### TASK DIRECTIONS:
Copy every line with the string "Previsioni" in it.

### EXTRACTED RECORDS:
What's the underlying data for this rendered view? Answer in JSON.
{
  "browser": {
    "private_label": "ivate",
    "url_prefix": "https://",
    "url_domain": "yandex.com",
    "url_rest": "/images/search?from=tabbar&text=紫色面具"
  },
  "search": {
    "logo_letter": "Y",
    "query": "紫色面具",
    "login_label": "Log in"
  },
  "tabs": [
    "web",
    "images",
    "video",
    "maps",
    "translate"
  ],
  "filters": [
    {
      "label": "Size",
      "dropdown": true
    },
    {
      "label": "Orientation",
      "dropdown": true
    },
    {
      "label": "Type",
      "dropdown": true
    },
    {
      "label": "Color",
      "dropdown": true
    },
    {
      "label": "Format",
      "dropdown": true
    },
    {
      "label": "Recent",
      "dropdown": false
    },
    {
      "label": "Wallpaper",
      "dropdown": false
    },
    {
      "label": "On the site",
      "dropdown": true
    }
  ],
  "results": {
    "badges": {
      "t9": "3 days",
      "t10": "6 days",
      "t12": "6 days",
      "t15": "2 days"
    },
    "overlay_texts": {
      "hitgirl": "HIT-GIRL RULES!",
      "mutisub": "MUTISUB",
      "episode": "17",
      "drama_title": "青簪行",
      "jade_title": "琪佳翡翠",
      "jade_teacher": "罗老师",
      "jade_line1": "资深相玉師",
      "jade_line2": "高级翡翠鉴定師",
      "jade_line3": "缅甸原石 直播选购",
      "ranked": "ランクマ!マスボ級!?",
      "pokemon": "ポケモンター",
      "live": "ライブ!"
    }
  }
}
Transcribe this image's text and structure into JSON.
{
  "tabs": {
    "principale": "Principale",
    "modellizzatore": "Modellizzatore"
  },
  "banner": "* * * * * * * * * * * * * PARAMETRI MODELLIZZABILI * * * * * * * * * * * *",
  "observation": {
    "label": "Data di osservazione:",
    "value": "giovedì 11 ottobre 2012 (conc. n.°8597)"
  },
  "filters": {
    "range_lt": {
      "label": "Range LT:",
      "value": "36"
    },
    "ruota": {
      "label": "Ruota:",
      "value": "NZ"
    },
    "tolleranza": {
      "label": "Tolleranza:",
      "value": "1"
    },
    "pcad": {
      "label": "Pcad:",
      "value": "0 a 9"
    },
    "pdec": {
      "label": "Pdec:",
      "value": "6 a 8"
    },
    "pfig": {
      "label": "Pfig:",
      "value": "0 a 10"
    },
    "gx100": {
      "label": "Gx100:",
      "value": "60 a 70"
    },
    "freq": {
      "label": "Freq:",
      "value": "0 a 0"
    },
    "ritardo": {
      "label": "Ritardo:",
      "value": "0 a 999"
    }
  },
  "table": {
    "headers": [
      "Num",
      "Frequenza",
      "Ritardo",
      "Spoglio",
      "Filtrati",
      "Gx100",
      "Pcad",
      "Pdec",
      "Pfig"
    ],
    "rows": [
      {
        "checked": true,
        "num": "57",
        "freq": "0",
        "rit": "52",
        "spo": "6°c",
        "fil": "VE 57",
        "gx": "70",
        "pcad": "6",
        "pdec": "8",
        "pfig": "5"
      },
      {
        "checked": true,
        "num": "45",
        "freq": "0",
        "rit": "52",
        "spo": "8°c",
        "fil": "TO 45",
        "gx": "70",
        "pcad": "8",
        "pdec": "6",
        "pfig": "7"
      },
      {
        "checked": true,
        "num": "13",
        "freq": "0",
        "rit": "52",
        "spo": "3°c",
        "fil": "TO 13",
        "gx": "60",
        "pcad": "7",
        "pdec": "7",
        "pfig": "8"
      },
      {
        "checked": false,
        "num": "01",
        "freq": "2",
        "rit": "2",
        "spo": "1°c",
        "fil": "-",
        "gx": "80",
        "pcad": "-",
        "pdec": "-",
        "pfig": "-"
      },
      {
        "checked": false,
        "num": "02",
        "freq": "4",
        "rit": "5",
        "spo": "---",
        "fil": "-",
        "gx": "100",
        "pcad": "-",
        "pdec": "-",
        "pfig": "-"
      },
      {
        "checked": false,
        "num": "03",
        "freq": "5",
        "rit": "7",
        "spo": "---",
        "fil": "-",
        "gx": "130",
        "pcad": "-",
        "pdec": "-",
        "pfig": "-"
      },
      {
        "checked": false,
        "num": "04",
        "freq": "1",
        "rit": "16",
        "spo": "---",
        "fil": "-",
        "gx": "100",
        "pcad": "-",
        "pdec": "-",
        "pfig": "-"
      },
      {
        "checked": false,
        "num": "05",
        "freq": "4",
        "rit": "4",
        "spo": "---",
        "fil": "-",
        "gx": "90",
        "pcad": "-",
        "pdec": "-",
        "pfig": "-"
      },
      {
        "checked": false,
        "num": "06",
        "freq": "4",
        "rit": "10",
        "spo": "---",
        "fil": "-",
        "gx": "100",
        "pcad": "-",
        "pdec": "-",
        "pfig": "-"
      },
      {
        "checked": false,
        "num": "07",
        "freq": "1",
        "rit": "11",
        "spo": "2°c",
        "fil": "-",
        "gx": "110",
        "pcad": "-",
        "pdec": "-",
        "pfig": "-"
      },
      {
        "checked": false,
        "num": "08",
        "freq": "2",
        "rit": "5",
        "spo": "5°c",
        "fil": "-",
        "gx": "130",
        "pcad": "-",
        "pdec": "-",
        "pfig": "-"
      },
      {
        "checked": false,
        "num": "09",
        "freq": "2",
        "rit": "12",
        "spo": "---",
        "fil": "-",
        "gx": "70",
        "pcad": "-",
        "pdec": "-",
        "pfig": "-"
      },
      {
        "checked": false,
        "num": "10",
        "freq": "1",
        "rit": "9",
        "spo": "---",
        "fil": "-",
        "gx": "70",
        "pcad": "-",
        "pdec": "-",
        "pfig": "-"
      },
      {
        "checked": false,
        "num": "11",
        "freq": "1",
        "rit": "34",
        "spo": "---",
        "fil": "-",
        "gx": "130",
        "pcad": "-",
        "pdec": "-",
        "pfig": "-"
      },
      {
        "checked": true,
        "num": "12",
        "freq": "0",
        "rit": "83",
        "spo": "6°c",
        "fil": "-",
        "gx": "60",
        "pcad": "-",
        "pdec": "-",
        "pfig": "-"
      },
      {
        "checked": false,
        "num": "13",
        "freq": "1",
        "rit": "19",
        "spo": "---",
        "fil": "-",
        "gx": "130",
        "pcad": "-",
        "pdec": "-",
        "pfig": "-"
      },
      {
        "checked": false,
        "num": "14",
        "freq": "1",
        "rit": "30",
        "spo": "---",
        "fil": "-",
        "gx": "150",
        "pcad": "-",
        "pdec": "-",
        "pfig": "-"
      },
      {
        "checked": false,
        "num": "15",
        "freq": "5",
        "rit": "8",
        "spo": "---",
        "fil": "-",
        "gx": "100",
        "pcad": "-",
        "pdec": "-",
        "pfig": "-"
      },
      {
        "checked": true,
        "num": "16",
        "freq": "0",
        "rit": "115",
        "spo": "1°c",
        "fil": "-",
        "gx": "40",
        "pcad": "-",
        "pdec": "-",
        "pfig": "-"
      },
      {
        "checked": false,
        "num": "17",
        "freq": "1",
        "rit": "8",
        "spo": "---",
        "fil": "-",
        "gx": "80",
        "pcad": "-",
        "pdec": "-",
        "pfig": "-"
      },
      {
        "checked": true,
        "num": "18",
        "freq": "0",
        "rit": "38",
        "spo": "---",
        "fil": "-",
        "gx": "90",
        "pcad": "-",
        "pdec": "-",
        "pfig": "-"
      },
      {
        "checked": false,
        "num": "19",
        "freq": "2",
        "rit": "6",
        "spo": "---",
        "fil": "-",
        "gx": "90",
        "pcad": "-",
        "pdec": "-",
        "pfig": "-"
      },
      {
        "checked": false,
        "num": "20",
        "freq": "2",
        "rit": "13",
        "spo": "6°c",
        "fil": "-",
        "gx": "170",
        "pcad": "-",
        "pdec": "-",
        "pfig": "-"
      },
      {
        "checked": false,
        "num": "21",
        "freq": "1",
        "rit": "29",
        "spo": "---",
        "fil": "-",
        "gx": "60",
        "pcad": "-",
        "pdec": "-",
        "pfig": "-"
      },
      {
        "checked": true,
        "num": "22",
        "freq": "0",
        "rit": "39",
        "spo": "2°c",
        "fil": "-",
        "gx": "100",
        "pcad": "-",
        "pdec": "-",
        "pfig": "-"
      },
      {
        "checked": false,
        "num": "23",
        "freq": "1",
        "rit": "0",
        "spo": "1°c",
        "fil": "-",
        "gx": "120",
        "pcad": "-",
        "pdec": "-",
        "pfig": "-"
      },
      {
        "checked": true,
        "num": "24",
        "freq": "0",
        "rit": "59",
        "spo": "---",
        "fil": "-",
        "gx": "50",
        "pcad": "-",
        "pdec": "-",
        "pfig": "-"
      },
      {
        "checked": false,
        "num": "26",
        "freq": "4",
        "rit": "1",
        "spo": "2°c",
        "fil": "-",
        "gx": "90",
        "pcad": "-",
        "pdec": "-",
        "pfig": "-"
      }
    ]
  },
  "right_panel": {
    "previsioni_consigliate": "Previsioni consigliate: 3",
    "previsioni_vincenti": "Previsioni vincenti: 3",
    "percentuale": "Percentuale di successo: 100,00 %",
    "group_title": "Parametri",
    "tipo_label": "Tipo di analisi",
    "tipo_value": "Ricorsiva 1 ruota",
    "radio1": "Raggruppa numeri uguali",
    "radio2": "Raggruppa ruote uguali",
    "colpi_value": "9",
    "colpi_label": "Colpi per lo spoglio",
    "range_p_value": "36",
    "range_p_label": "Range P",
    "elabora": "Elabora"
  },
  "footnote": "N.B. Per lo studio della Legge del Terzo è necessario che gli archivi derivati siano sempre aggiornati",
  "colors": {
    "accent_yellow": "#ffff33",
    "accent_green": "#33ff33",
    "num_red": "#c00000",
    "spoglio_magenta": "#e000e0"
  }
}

### SOLUTION FOR THIS EXERCISE:
    "previsioni_consigliate": "Previsioni consigliate: 3",
    "previsioni_vincenti": "Previsioni vincenti: 3",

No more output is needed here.